Make an exact copy of the records, with the pictures left out.

--- start of Task inputs ---

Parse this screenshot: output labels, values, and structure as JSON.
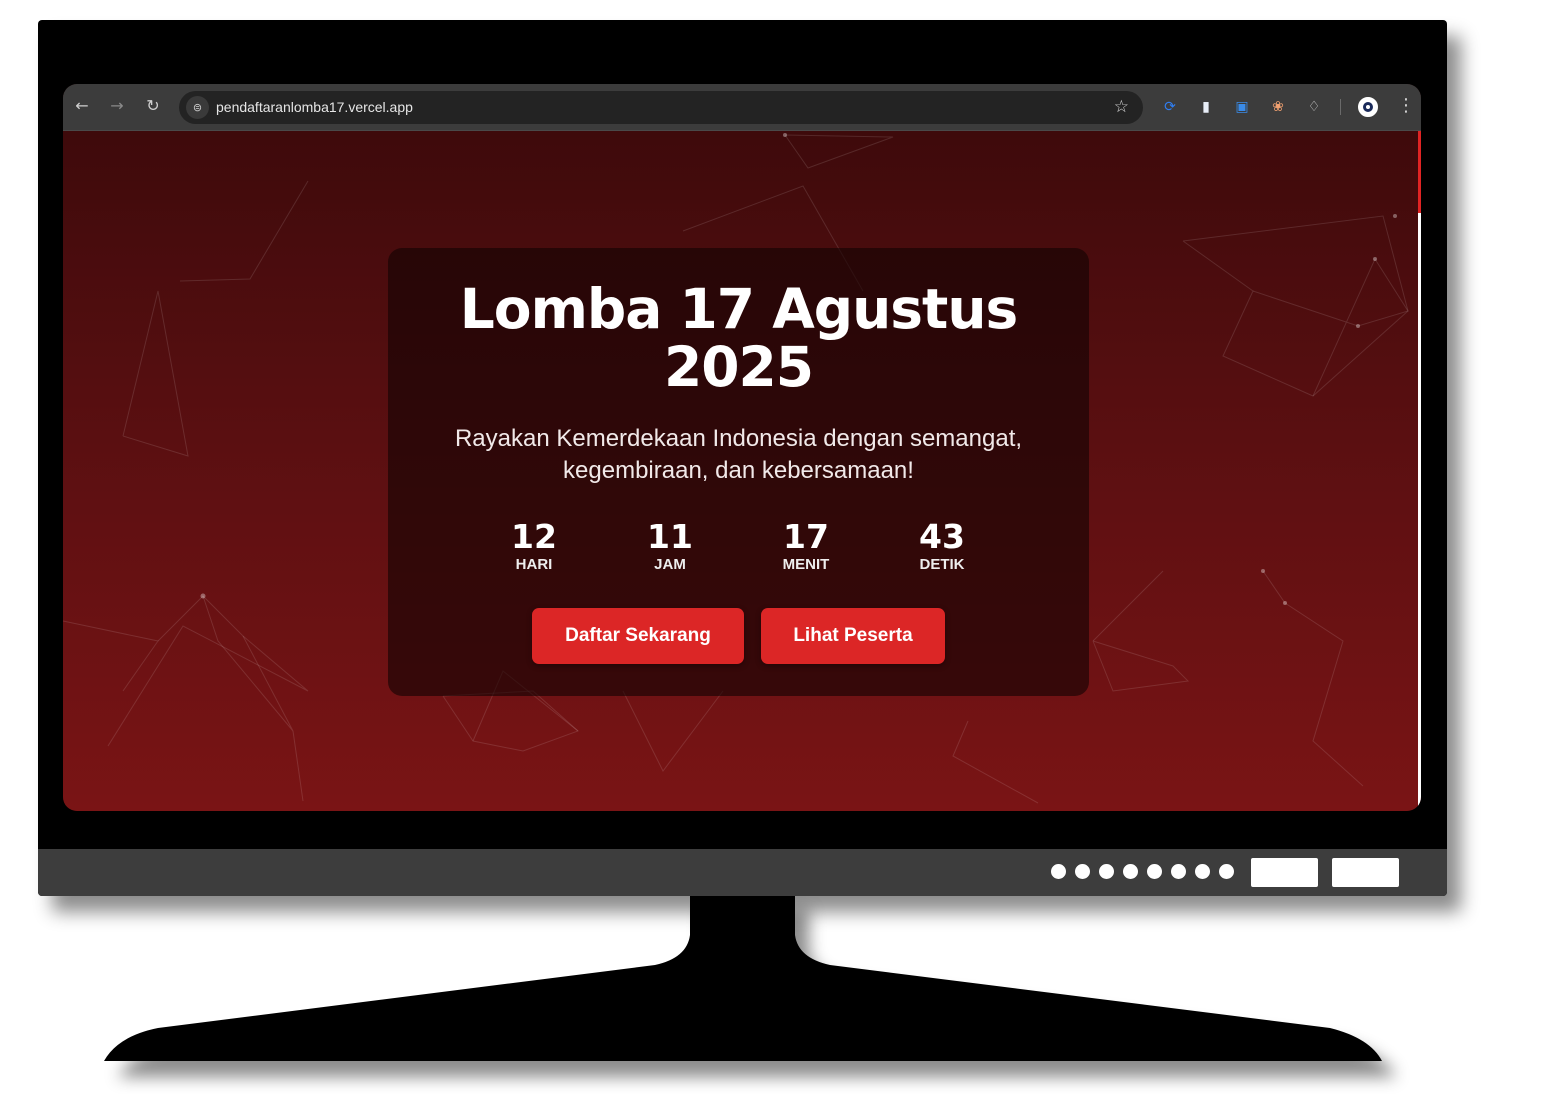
{
  "browser": {
    "url": "pendaftaranlomba17.vercel.app",
    "icons": [
      "back-arrow-icon",
      "forward-arrow-icon",
      "reload-icon",
      "site-info-icon",
      "bookmark-star-icon",
      "extension-icons",
      "profile-avatar-icon",
      "more-menu-icon"
    ]
  },
  "hero": {
    "title_line1": "Lomba 17 Agustus",
    "title_line2": "2025",
    "subtitle_line1": "Rayakan Kemerdekaan Indonesia dengan semangat,",
    "subtitle_line2": "kegembiraan, dan kebersamaan!"
  },
  "countdown": [
    {
      "value": "12",
      "label": "HARI"
    },
    {
      "value": "11",
      "label": "JAM"
    },
    {
      "value": "17",
      "label": "MENIT"
    },
    {
      "value": "43",
      "label": "DETIK"
    }
  ],
  "buttons": {
    "register": "Daftar Sekarang",
    "participants": "Lihat Peserta"
  },
  "colors": {
    "accent": "#dc2626",
    "background_top": "#3e0a0b",
    "background_bottom": "#7a1415"
  }
}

--- end of Task inputs ---

## Final answer
Parse this screenshot: output labels, values, and structure as JSON.
{
  "browser": {
    "url": "pendaftaranlomba17.vercel.app",
    "icons": [
      "back-arrow-icon",
      "forward-arrow-icon",
      "reload-icon",
      "site-info-icon",
      "bookmark-star-icon",
      "extension-icons",
      "profile-avatar-icon",
      "more-menu-icon"
    ]
  },
  "hero": {
    "title_line1": "Lomba 17 Agustus",
    "title_line2": "2025",
    "subtitle_line1": "Rayakan Kemerdekaan Indonesia dengan semangat,",
    "subtitle_line2": "kegembiraan, dan kebersamaan!"
  },
  "countdown": [
    {
      "value": "12",
      "label": "HARI"
    },
    {
      "value": "11",
      "label": "JAM"
    },
    {
      "value": "17",
      "label": "MENIT"
    },
    {
      "value": "43",
      "label": "DETIK"
    }
  ],
  "buttons": {
    "register": "Daftar Sekarang",
    "participants": "Lihat Peserta"
  },
  "colors": {
    "accent": "#dc2626",
    "background_top": "#3e0a0b",
    "background_bottom": "#7a1415"
  }
}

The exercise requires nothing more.